PARTS OF THE EXERCISE:
(a) In the Google Pub/Sub post, reproduce the passage that begins at the words "Posted on •" and stops after "Google Cloud Pub/Sub.".
(b) According to the Google Pub/Sub post, is each statement true? Answer yes or no, and quote the words from the post that decide it.
(i) Pub/Sub can scale to handle millions of messages per second.
(ii) Traditional point-to-point messaging systems are described as fully meeting business demands.
(iii) Pub/Sub lets independent components communicate synchronously.

READING TEXT:
DEV Community

sam-nash
sam-nash

Posted on • Edited on

Google Pub/Sub

Introduction: The Power of Event-Driven Architectures

Have you ever wondered how large-scale systems like Google, Netflix, or Spotify manage to process millions of real-time events, such as sending notifications, updating dashboards, or recommending personalized content, all without missing a beat? The secret lies in event-driven architectures, and at the heart of such systems is a powerful tool: Google Cloud Pub/Sub.

In a world where businesses demand seamless integration and instant processing of data, traditional point-to-point messaging systems often fall short. Enter Google Pub/Sub, a fully managed messaging service designed to decouple applications, handle massive data streams, and enable real-time communication with unparalleled reliability and scalability.

Why Pub/Sub is Essential for Modern Systems
Modern applications require more than just static workflows; they thrive on dynamic, event-driven processes that can adapt and respond to real-time data. Here are some key reasons why Google Pub/Sub has become indispensable:

  • Real-Time Processing: From IoT devices generating millions of sensor readings to financial systems detecting fraudulent transactions, Pub/Sub ensures these events are captured and processed in real time.

  • Scalability: Pub/Sub seamlessly scales to handle millions of messages per second, supporting the ever-growing demands of modern businesses.

  • Decoupling of Services: It simplifies architectures by allowing independent components to communicate asynchronously, improving maintainability and flexibility.

ENTRIES SHOWN:

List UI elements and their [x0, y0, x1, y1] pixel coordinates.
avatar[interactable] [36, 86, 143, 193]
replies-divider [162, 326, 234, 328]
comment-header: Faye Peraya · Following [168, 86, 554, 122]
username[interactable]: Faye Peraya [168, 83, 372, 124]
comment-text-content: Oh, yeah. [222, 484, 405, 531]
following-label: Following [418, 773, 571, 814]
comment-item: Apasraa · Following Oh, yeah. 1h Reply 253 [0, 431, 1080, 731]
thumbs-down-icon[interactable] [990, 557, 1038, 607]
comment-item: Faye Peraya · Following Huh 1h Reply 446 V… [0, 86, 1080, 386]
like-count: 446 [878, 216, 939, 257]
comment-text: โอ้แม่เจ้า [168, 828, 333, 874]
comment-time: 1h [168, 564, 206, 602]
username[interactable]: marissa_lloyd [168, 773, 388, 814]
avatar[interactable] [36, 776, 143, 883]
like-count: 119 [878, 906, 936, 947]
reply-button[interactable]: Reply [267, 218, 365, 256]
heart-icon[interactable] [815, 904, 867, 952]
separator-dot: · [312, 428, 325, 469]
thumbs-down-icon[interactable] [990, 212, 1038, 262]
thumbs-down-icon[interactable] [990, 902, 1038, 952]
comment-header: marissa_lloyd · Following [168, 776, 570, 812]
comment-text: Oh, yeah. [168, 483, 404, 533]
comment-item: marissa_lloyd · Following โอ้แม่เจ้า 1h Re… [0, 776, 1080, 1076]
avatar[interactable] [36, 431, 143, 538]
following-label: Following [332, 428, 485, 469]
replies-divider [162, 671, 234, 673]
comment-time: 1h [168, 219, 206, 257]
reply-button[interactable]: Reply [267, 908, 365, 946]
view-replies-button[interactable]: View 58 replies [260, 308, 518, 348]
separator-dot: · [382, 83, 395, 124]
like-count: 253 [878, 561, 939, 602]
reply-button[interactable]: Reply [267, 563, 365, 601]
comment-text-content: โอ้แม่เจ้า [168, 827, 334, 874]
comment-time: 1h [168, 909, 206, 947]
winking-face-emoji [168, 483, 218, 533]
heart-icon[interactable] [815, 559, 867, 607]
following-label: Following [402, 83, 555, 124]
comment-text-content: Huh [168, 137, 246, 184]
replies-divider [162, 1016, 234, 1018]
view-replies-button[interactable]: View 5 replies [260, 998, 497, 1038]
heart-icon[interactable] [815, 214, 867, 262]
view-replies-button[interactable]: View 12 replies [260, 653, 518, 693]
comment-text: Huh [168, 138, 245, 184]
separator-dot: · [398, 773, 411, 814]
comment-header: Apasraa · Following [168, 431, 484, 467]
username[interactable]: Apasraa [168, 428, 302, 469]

SET OF ANSWERS:
(a)
Posted on • Edited on

Google Pub/Sub

Introduction: The Power of Event-Driven Architectures

Have you ever wondered how large-scale systems like Google, Netflix, or Spotify manage to process millions of real-time events, such as sending notifications, updating dashboards, or recommending personalized content, all without missing a beat? The secret lies in event-driven architectures, and at the heart of such systems is a powerful tool: Google Cloud Pub/Sub.

(b)
(i) Yes: "Pub/Sub seamlessly scales to handle millions of messages per second"
(ii) No: "traditional point-to-point messaging systems often fall short"
(iii) No: "allowing independent components to communicate asynchronously"